■ **Work to do**
Return each line of the data below exactly, omitting any pictures.

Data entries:
────
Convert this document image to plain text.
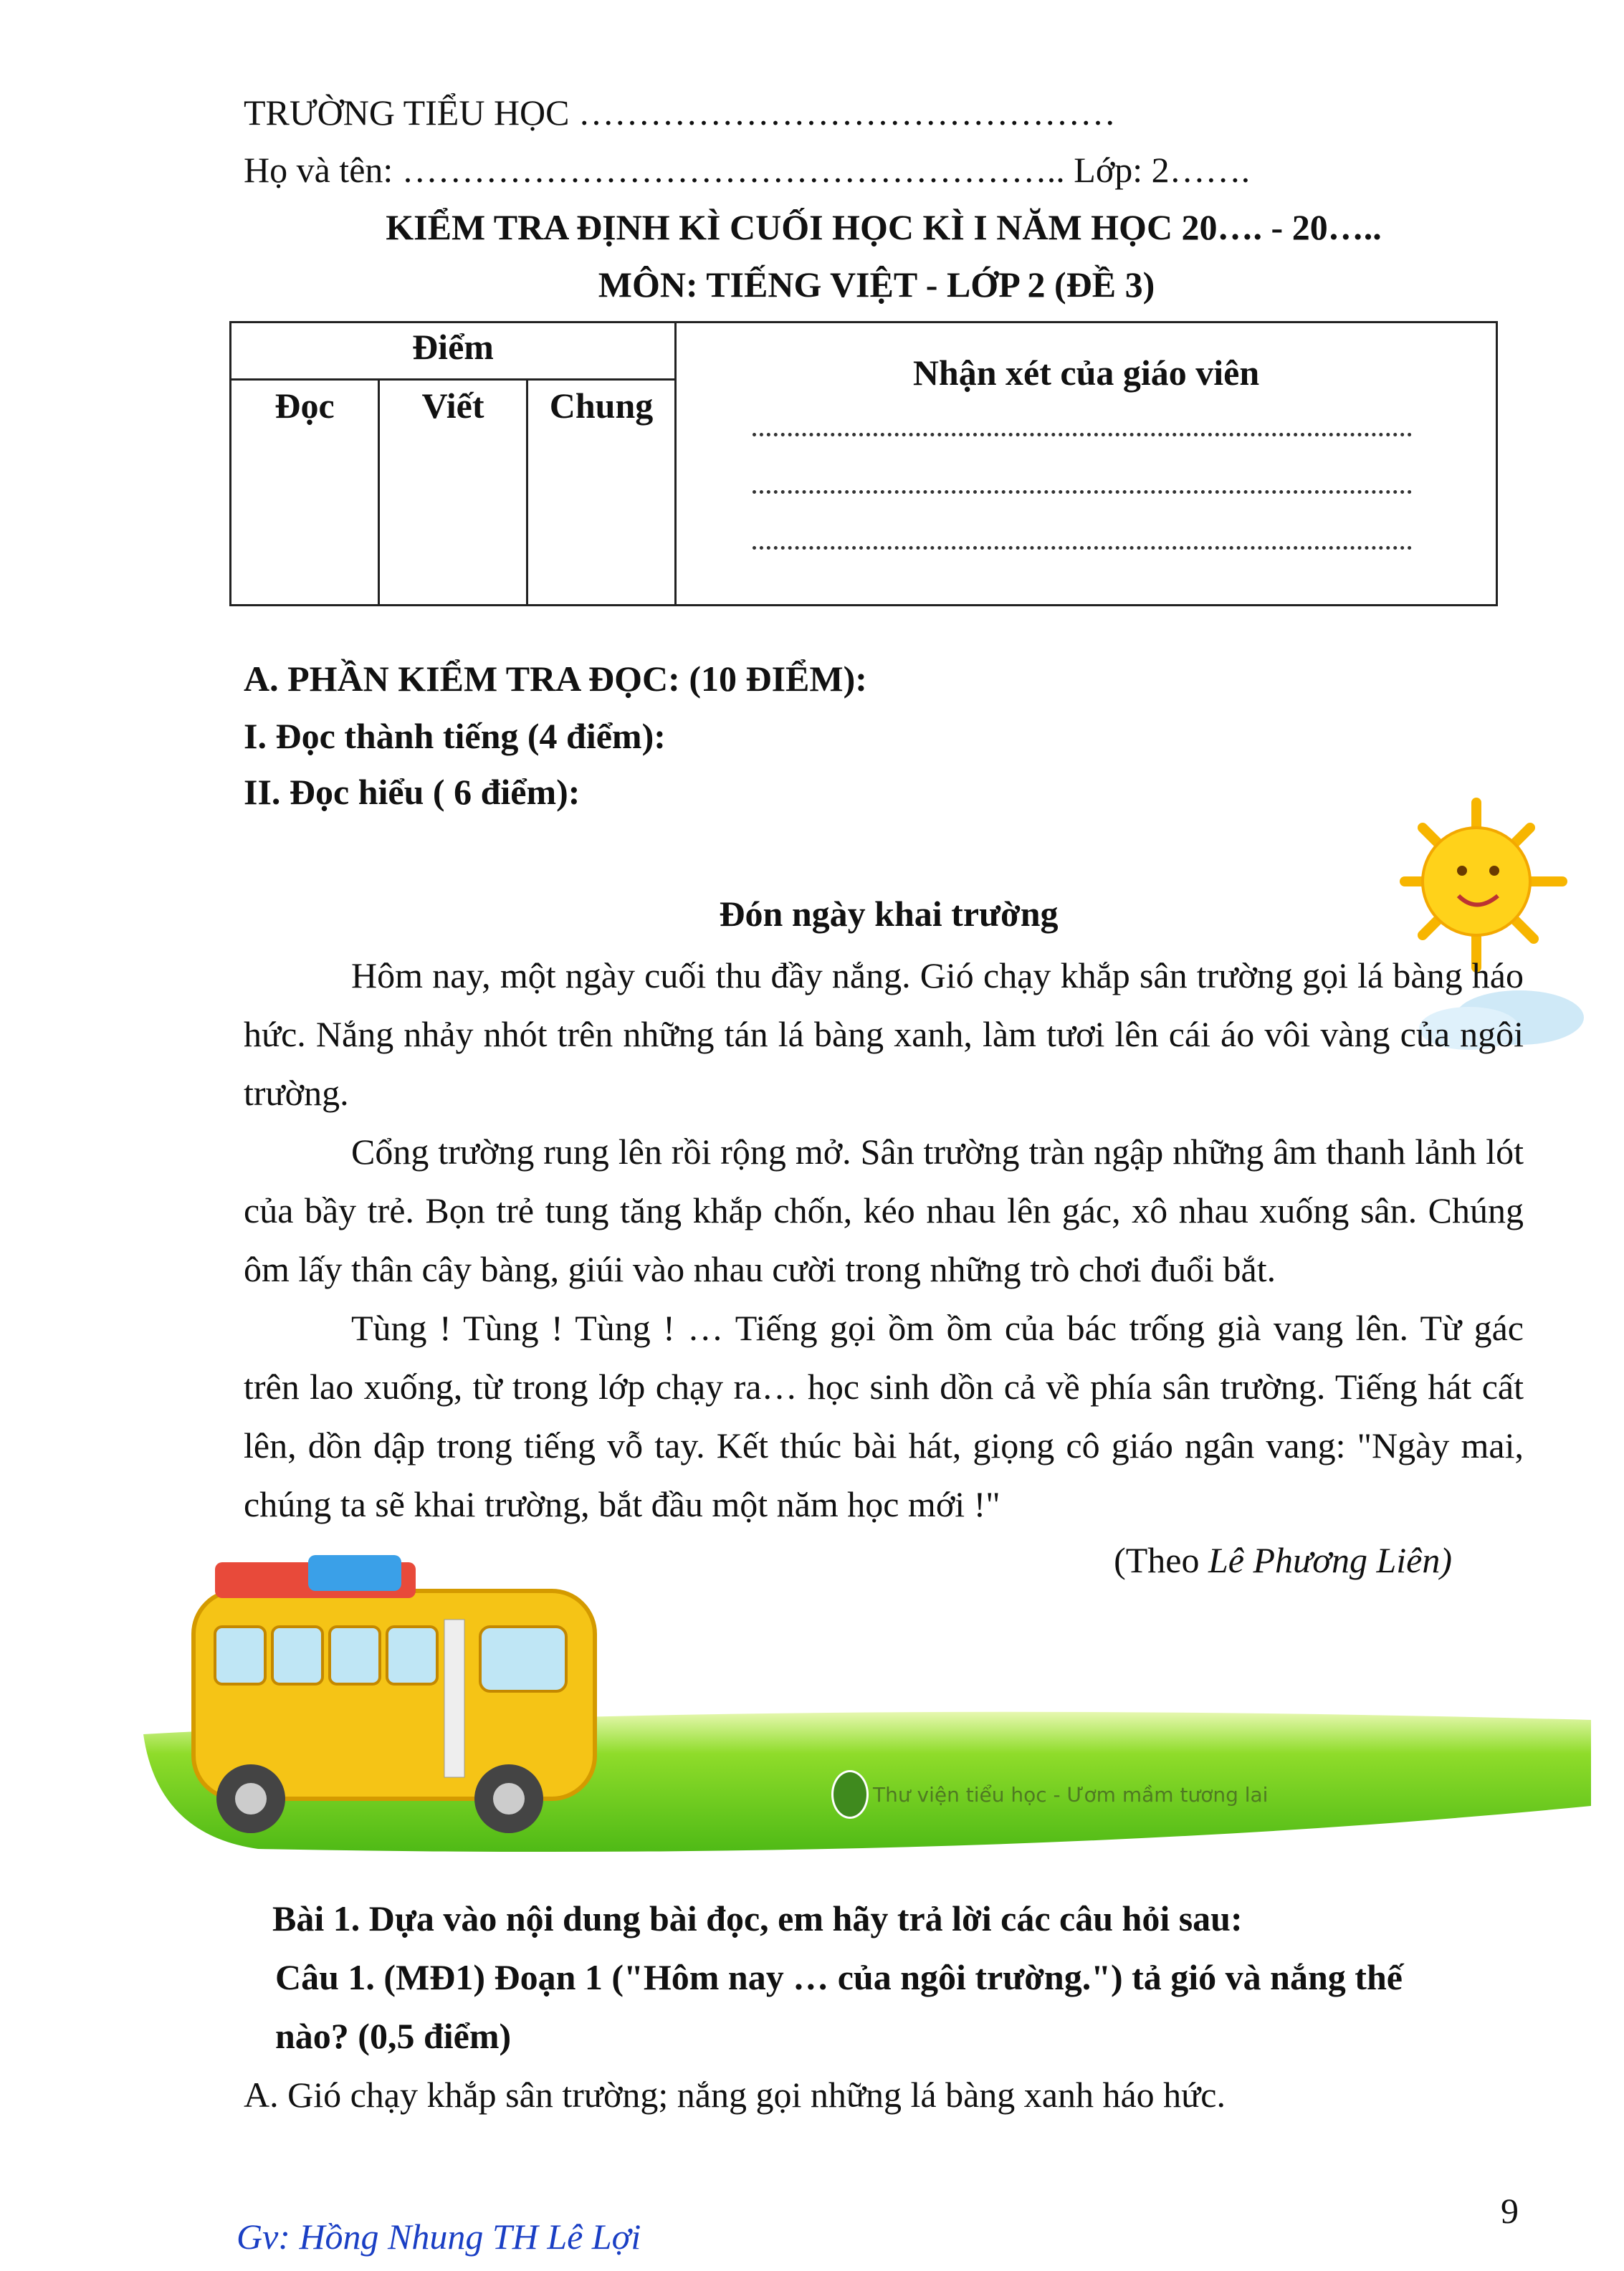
TRƯỜNG TIỂU HỌC ………………………………………
Họ và tên: ……………………………………………….. Lớp: 2…….
KIỂM TRA ĐỊNH KÌ CUỐI HỌC KÌ I NĂM HỌC 20…. - 20…..
MÔN: TIẾNG VIỆT - LỚP 2 (ĐỀ 3)
Điểm			Nhận xét của giáo viên
Đọc	Viết	Chung	
A. PHẦN KIỂM TRA ĐỌC: (10 ĐIỂM):
I. Đọc thành tiếng (4 điểm):
II. Đọc hiểu ( 6 điểm):
Đón ngày khai trường

Hôm nay, một ngày cuối thu đầy nắng. Gió chạy khắp sân trường gọi lá bàng háo hức. Nắng nhảy nhót trên những tán lá bàng xanh, làm tươi lên cái áo vôi vàng của ngôi trường.

Cổng trường rung lên rồi rộng mở. Sân trường tràn ngập những âm thanh lảnh lót của bầy trẻ. Bọn trẻ tung tăng khắp chốn, kéo nhau lên gác, xô nhau xuống sân. Chúng ôm lấy thân cây bàng, giúi vào nhau cười trong những trò chơi đuổi bắt.

Tùng ! Tùng ! Tùng ! … Tiếng gọi ồm ồm của bác trống già vang lên. Từ gác trên lao xuống, từ trong lớp chạy ra… học sinh dồn cả về phía sân trường. Tiếng hát cất lên, dồn dập trong tiếng vỗ tay. Kết thúc bài hát, giọng cô giáo ngân vang: "Ngày mai, chúng ta sẽ khai trường, bắt đầu một năm học mới !"

(Theo Lê Phương Liên)
Thư viện tiểu học - Ươm mầm tương lai
Bài 1. Dựa vào nội dung bài đọc, em hãy trả lời các câu hỏi sau:
Câu 1. (MĐ1) Đoạn 1 ("Hôm nay … của ngôi trường.") tả gió và nắng thế
nào? (0,5 điểm)
A. Gió chạy khắp sân trường; nắng gọi những lá bàng xanh háo hức.
9
Gv: Hồng Nhung TH Lê Lợi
────
■ **Answer for the task**
Convert this document image to plain text.
TRƯỜNG TIỂU HỌC ………………………………………
Họ và tên: ……………………………………………….. Lớp: 2…….
KIỂM TRA ĐỊNH KÌ CUỐI HỌC KÌ I NĂM HỌC 20…. - 20…..
MÔN: TIẾNG VIỆT - LỚP 2 (ĐỀ 3)
Điểm			Nhận xét của giáo viên
Đọc	Viết	Chung	
A. PHẦN KIỂM TRA ĐỌC: (10 ĐIỂM):
I. Đọc thành tiếng (4 điểm):
II. Đọc hiểu ( 6 điểm):
Đón ngày khai trường

Hôm nay, một ngày cuối thu đầy nắng. Gió chạy khắp sân trường gọi lá bàng háo hức. Nắng nhảy nhót trên những tán lá bàng xanh, làm tươi lên cái áo vôi vàng của ngôi trường.

Cổng trường rung lên rồi rộng mở. Sân trường tràn ngập những âm thanh lảnh lót của bầy trẻ. Bọn trẻ tung tăng khắp chốn, kéo nhau lên gác, xô nhau xuống sân. Chúng ôm lấy thân cây bàng, giúi vào nhau cười trong những trò chơi đuổi bắt.

Tùng ! Tùng ! Tùng ! … Tiếng gọi ồm ồm của bác trống già vang lên. Từ gác trên lao xuống, từ trong lớp chạy ra… học sinh dồn cả về phía sân trường. Tiếng hát cất lên, dồn dập trong tiếng vỗ tay. Kết thúc bài hát, giọng cô giáo ngân vang: "Ngày mai, chúng ta sẽ khai trường, bắt đầu một năm học mới !"

(Theo Lê Phương Liên)
Thư viện tiểu học - Ươm mầm tương lai
Bài 1. Dựa vào nội dung bài đọc, em hãy trả lời các câu hỏi sau:
Câu 1. (MĐ1) Đoạn 1 ("Hôm nay … của ngôi trường.") tả gió và nắng thế
nào? (0,5 điểm)
A. Gió chạy khắp sân trường; nắng gọi những lá bàng xanh háo hức.
9
Gv: Hồng Nhung TH Lê Lợi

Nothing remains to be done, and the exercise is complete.